Find and copy each line of the records where the string "School" shows up.

[Dataset records]
——————

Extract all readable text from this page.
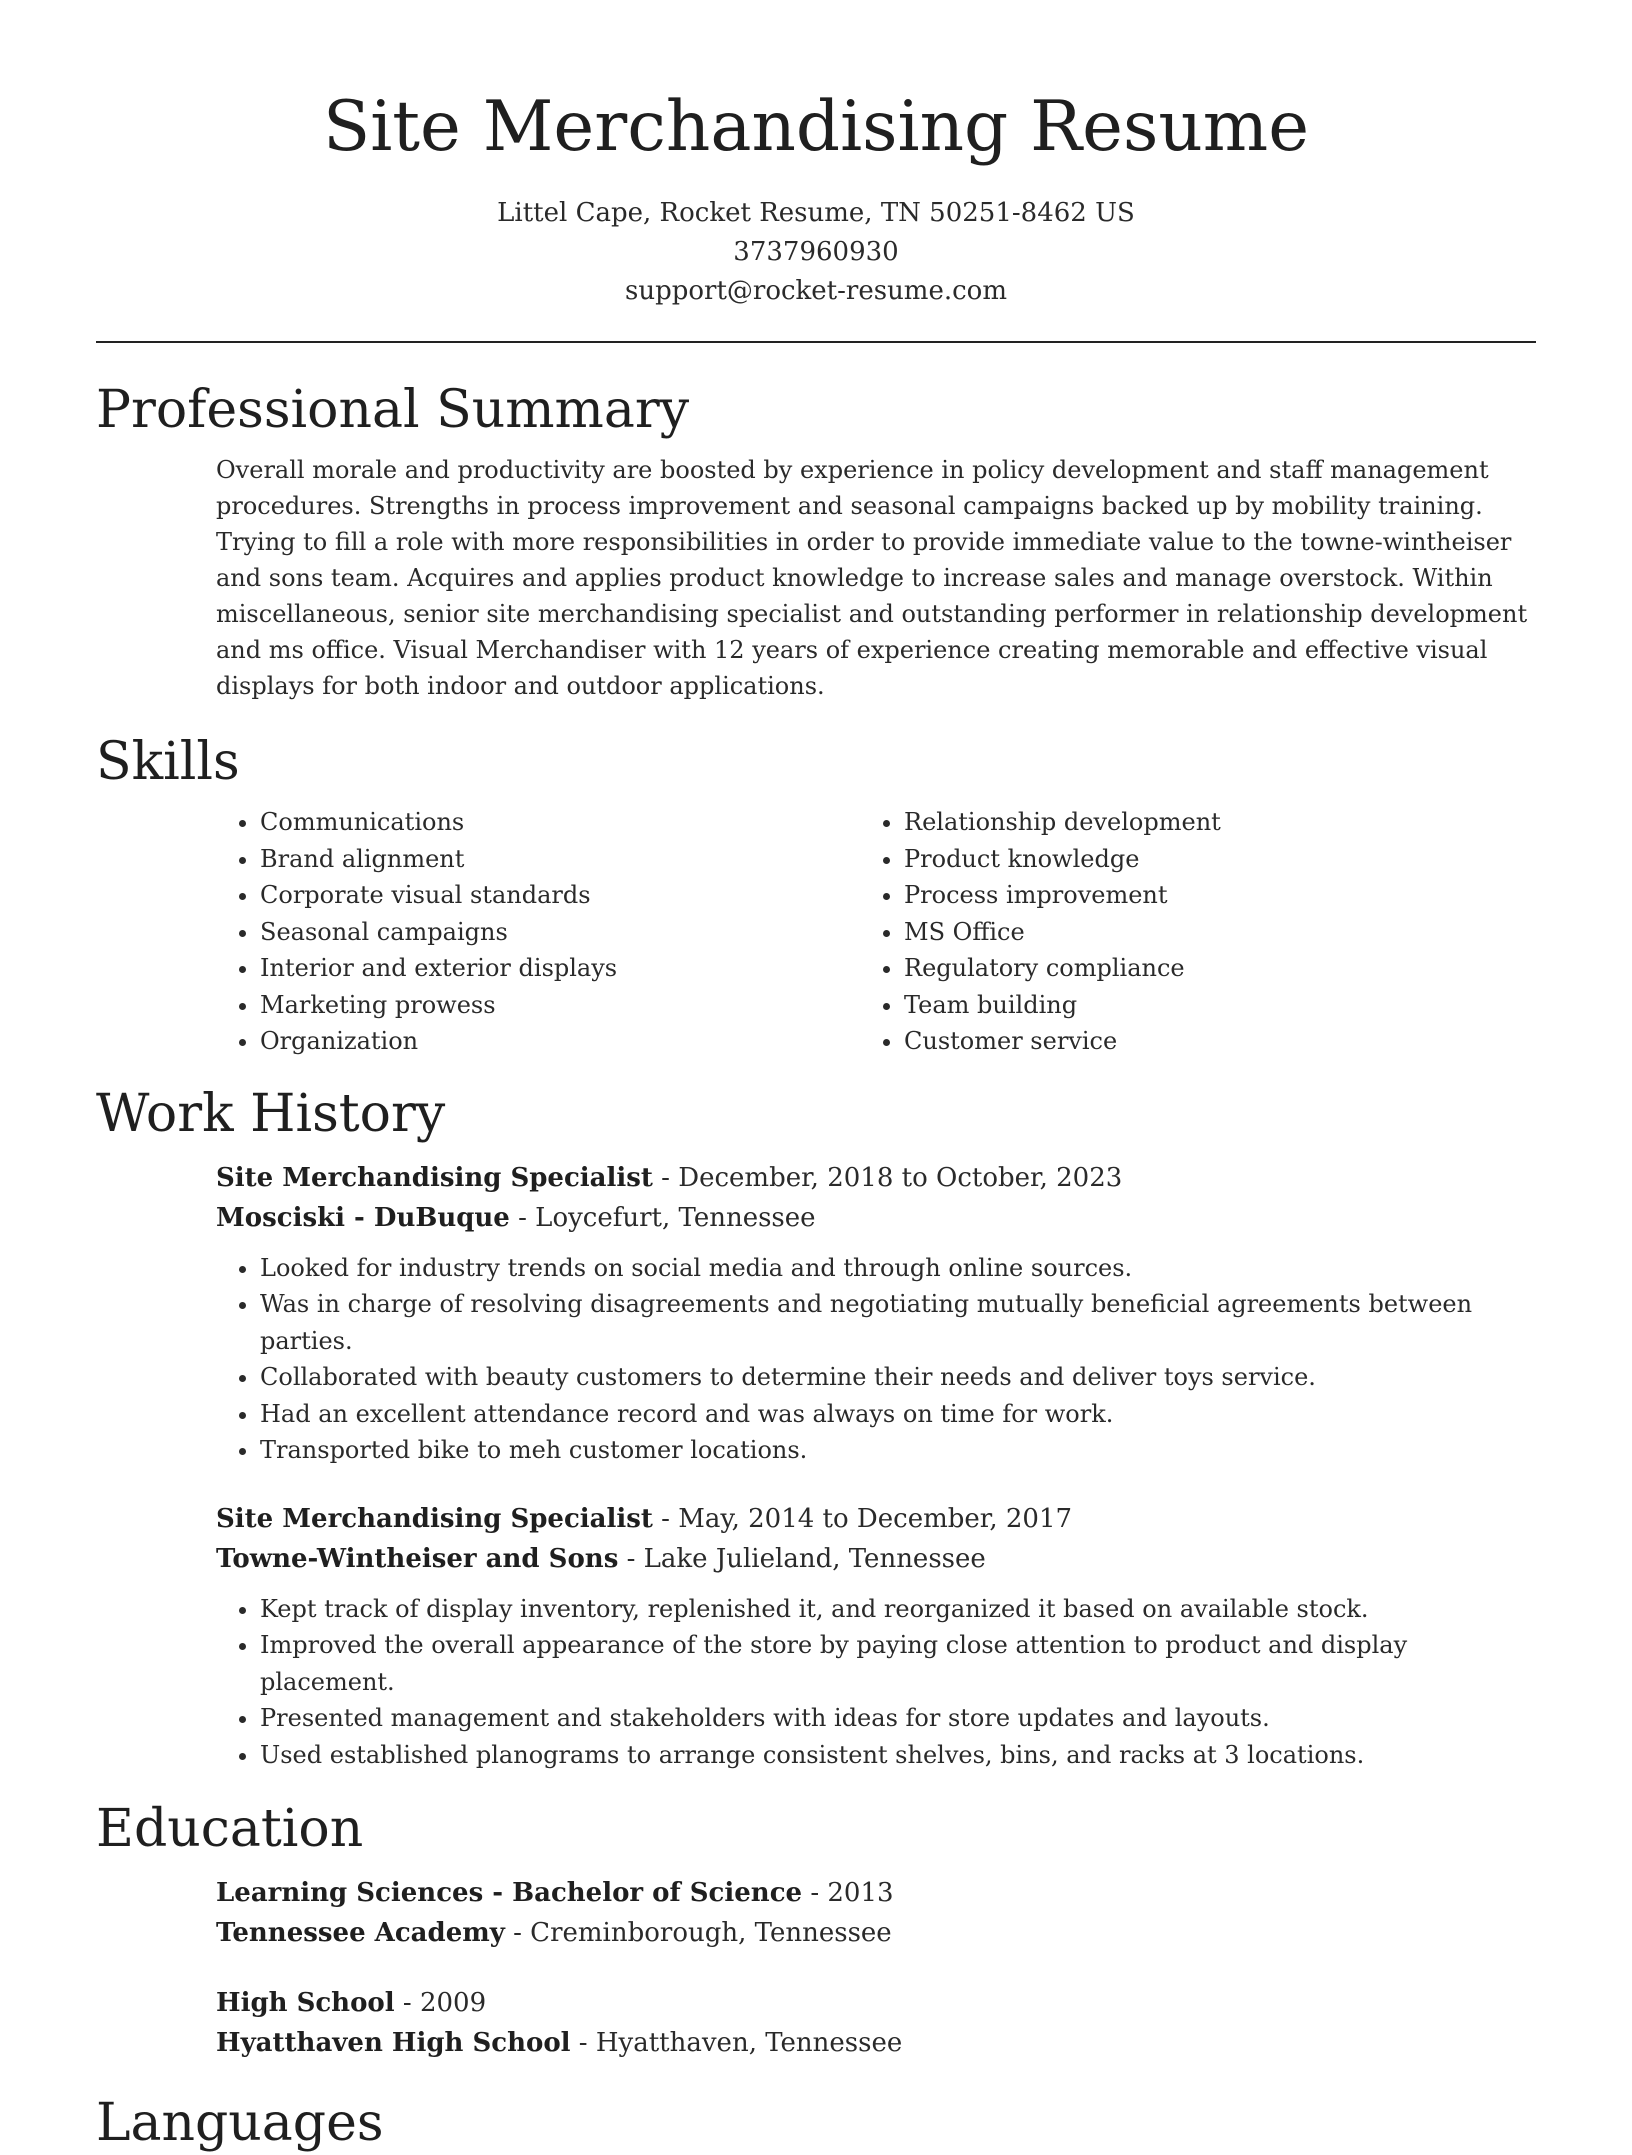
Site Merchandising Resume
Littel Cape, Rocket Resume, TN 50251-8462 US
3737960930
support@rocket-resume.com
Professional Summary

Overall morale and productivity are boosted by experience in policy development and staff management procedures. Strengths in process improvement and seasonal campaigns backed up by mobility training. Trying to fill a role with more responsibilities in order to provide immediate value to the towne-wintheiser and sons team. Acquires and applies product knowledge to increase sales and manage overstock. Within miscellaneous, senior site merchandising specialist and outstanding performer in relationship development and ms office. Visual Merchandiser with 12 years of experience creating memorable and effective visual displays for both indoor and outdoor applications.

Skills
• Communications
• Brand alignment
• Corporate visual standards
• Seasonal campaigns
• Interior and exterior displays
• Marketing prowess
• Organization
• Relationship development
• Product knowledge
• Process improvement
• MS Office
• Regulatory compliance
• Team building
• Customer service
Work History
Site Merchandising Specialist - December, 2018 to October, 2023
Mosciski - DuBuque - Loycefurt, Tennessee
• Looked for industry trends on social media and through online sources.
• Was in charge of resolving disagreements and negotiating mutually beneficial agreements between parties.
• Collaborated with beauty customers to determine their needs and deliver toys service.
• Had an excellent attendance record and was always on time for work.
• Transported bike to meh customer locations.
Site Merchandising Specialist - May, 2014 to December, 2017
Towne-Wintheiser and Sons - Lake Julieland, Tennessee
• Kept track of display inventory, replenished it, and reorganized it based on available stock.
• Improved the overall appearance of the store by paying close attention to product and display placement.
• Presented management and stakeholders with ideas for store updates and layouts.
• Used established planograms to arrange consistent shelves, bins, and racks at 3 locations.
Education
Learning Sciences - Bachelor of Science - 2013
Tennessee Academy - Creminborough, Tennessee
High School - 2009
Hyatthaven High School - Hyatthaven, Tennessee
Languages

——————

(Written answer):
High School - 2009
Hyatthaven High School - Hyatthaven, Tennessee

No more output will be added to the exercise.